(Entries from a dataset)

§

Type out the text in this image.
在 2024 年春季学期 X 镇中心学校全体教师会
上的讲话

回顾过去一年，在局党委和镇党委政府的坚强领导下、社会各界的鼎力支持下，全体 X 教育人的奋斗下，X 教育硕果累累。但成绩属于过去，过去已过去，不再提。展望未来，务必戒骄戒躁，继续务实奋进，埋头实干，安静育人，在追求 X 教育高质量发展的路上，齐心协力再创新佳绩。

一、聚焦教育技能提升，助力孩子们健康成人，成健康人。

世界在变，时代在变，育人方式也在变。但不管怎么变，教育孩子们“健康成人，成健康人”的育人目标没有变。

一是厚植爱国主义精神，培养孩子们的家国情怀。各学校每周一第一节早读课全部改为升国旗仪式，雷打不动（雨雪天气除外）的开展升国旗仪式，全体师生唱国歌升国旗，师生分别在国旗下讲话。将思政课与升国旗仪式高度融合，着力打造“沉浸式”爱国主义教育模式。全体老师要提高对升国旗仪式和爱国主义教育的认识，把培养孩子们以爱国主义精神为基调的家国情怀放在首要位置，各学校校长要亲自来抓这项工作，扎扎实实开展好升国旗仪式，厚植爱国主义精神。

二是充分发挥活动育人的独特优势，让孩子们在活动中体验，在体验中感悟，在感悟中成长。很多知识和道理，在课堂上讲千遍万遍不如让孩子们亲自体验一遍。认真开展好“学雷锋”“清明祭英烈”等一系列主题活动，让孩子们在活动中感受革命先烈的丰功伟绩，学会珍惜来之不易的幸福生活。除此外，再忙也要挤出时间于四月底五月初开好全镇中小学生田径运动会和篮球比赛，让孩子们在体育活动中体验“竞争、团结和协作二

§

→ REQUIREMENTS:
Output all of the data again. Match it exactly.

→ WRITTEN SOLUTION:
Type out the text in this image.
在 2024 年春季学期 X 镇中心学校全体教师会
上的讲话

回顾过去一年，在局党委和镇党委政府的坚强领导下、社会各界的鼎力支持下，全体 X 教育人的奋斗下，X 教育硕果累累。但成绩属于过去，过去已过去，不再提。展望未来，务必戒骄戒躁，继续务实奋进，埋头实干，安静育人，在追求 X 教育高质量发展的路上，齐心协力再创新佳绩。

一、聚焦教育技能提升，助力孩子们健康成人，成健康人。

世界在变，时代在变，育人方式也在变。但不管怎么变，教育孩子们“健康成人，成健康人”的育人目标没有变。

一是厚植爱国主义精神，培养孩子们的家国情怀。各学校每周一第一节早读课全部改为升国旗仪式，雷打不动（雨雪天气除外）的开展升国旗仪式，全体师生唱国歌升国旗，师生分别在国旗下讲话。将思政课与升国旗仪式高度融合，着力打造“沉浸式”爱国主义教育模式。全体老师要提高对升国旗仪式和爱国主义教育的认识，把培养孩子们以爱国主义精神为基调的家国情怀放在首要位置，各学校校长要亲自来抓这项工作，扎扎实实开展好升国旗仪式，厚植爱国主义精神。

二是充分发挥活动育人的独特优势，让孩子们在活动中体验，在体验中感悟，在感悟中成长。很多知识和道理，在课堂上讲千遍万遍不如让孩子们亲自体验一遍。认真开展好“学雷锋”“清明祭英烈”等一系列主题活动，让孩子们在活动中感受革命先烈的丰功伟绩，学会珍惜来之不易的幸福生活。除此外，再忙也要挤出时间于四月底五月初开好全镇中小学生田径运动会和篮球比赛，让孩子们在体育活动中体验“竞争、团结和协作二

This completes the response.